## Exercise directions:
Seek out every line containing the word "name", and copy each.

## Source records:
· · · ·

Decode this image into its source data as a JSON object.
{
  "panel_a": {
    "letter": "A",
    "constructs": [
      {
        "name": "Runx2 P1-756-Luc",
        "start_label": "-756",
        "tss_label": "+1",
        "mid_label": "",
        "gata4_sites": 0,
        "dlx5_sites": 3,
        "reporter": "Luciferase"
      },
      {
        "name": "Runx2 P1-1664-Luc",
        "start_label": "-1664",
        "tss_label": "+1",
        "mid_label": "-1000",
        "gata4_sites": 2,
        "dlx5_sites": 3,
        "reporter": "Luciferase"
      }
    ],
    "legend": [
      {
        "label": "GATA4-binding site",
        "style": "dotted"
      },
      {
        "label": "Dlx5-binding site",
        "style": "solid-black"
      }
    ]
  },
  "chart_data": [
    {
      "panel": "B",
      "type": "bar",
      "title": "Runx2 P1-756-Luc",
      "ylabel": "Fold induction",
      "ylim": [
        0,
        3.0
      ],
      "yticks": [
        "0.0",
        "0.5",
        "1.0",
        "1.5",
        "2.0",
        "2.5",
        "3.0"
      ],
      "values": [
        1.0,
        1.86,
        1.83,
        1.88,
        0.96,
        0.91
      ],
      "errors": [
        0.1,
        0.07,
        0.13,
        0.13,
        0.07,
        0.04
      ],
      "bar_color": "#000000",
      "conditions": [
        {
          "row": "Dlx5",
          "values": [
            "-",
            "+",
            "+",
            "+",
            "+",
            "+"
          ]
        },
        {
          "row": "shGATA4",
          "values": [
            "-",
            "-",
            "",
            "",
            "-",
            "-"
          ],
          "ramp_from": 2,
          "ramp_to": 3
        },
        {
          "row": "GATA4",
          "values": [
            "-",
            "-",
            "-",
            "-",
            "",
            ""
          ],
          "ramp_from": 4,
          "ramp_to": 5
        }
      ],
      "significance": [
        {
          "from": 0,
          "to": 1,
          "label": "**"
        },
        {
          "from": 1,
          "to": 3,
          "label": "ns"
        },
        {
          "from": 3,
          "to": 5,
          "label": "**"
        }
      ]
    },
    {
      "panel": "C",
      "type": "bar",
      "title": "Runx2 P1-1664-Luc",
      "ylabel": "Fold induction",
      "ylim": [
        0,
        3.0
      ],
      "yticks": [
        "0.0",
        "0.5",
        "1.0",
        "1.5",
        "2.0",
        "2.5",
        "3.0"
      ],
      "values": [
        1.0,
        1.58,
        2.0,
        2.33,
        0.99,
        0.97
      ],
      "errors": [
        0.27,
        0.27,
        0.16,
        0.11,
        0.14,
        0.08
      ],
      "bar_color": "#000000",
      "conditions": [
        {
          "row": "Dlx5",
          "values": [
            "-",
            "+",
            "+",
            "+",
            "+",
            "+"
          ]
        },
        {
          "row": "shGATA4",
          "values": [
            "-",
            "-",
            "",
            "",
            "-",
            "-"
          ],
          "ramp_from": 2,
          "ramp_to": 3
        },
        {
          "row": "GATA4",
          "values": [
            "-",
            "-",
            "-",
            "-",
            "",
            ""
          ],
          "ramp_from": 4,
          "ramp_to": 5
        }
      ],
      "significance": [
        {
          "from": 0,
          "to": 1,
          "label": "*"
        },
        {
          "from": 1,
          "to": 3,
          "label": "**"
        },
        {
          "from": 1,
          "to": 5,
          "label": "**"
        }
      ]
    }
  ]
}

· · · ·

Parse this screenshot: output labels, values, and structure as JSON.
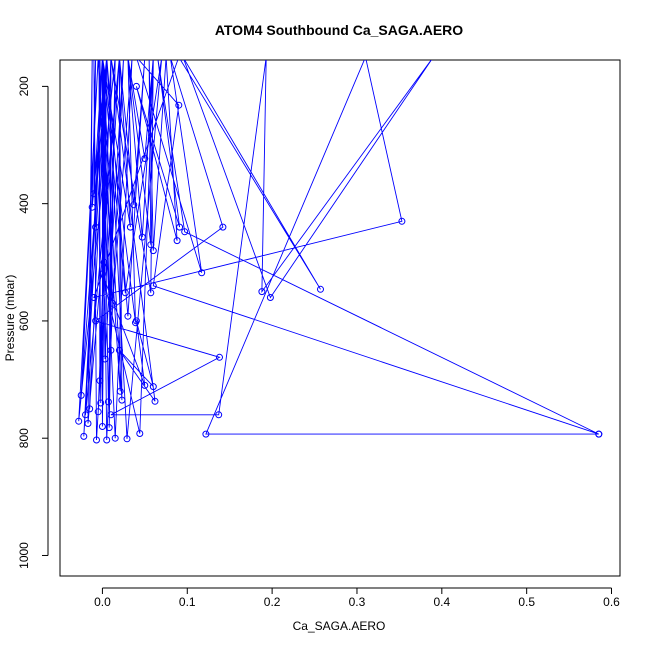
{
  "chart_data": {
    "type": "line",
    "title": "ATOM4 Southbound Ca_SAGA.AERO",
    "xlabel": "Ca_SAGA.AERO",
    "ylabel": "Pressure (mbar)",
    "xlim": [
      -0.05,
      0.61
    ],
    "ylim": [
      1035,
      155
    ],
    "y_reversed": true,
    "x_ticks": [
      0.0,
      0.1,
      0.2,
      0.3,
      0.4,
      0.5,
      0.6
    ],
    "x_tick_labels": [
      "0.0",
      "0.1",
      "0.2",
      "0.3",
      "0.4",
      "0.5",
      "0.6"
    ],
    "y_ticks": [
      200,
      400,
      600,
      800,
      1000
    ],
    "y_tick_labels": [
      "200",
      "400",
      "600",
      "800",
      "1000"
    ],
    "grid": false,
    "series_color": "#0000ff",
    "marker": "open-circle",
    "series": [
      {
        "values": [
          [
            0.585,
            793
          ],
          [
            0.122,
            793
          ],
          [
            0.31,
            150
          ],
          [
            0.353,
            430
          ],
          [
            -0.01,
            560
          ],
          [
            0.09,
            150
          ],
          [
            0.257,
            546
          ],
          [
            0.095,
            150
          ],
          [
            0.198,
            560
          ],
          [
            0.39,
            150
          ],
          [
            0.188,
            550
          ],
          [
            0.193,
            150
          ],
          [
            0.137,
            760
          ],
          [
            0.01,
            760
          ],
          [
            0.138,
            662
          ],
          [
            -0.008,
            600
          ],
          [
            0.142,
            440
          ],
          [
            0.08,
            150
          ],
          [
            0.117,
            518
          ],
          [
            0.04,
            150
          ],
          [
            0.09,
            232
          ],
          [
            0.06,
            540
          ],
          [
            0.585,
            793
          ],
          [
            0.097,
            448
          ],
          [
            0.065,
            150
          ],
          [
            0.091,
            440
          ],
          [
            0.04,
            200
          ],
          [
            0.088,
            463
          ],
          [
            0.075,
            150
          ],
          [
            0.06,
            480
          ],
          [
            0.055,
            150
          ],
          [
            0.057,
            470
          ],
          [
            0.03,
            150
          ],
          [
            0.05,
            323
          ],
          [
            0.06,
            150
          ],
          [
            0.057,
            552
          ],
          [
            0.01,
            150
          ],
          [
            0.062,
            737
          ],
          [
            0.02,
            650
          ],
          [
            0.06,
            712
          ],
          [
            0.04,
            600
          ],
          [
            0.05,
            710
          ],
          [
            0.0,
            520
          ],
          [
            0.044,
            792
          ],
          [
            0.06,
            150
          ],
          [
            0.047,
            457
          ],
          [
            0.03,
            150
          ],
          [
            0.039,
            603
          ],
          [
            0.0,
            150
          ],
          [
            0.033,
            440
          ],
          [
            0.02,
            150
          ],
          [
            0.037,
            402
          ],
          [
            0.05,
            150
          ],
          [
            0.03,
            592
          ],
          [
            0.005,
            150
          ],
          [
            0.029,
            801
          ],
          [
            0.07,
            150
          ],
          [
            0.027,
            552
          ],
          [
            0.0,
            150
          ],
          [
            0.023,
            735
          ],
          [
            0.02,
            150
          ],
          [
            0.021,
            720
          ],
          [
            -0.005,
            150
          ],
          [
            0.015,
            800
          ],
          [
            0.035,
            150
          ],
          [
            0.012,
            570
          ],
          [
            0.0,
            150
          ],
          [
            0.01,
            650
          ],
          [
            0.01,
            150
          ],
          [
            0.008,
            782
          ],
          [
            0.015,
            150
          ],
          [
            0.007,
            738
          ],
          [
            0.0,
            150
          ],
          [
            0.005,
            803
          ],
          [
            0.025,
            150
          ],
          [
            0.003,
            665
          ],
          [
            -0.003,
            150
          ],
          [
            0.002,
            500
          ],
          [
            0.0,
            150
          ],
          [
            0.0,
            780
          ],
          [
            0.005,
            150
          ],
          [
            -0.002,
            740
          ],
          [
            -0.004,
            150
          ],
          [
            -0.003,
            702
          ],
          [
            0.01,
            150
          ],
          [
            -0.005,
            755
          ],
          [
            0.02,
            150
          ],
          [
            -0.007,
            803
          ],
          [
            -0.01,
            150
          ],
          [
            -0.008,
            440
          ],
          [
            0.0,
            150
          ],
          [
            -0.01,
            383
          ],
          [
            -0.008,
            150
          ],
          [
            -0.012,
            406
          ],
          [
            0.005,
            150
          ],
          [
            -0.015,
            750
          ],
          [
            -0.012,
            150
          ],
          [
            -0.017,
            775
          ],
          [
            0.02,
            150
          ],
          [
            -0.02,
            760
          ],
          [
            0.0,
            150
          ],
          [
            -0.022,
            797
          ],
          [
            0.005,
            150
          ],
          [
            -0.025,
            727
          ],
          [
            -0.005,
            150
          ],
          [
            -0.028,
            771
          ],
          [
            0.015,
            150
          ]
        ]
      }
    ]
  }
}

· · · ·

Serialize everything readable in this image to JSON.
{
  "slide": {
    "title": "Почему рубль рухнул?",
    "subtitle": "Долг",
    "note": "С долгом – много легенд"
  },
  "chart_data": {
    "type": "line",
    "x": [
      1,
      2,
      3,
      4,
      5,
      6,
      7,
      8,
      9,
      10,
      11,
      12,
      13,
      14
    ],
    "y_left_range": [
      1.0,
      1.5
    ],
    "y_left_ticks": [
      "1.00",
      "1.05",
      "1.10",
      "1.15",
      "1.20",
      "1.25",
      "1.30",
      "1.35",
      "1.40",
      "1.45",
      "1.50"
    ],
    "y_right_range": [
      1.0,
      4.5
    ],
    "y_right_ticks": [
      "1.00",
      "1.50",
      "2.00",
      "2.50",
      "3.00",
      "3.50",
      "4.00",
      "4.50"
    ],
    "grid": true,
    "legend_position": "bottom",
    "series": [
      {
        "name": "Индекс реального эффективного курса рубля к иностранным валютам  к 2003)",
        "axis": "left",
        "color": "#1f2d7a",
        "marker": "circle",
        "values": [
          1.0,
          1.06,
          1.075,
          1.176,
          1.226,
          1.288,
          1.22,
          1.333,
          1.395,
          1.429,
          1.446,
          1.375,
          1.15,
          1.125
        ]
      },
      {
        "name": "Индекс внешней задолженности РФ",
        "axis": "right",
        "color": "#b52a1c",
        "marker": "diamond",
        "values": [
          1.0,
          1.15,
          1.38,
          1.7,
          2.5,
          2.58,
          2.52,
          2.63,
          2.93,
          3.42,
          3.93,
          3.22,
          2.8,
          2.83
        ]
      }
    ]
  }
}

· · · ·

## Solved exercise:
        "name": "Runx2 P1-756-Luc",
        "name": "Runx2 P1-1664-Luc",
        "name": "Индекс реального эффективного курса рубля к иностранным валютам  к 2003)",
        "name": "Индекс внешней задолженности РФ",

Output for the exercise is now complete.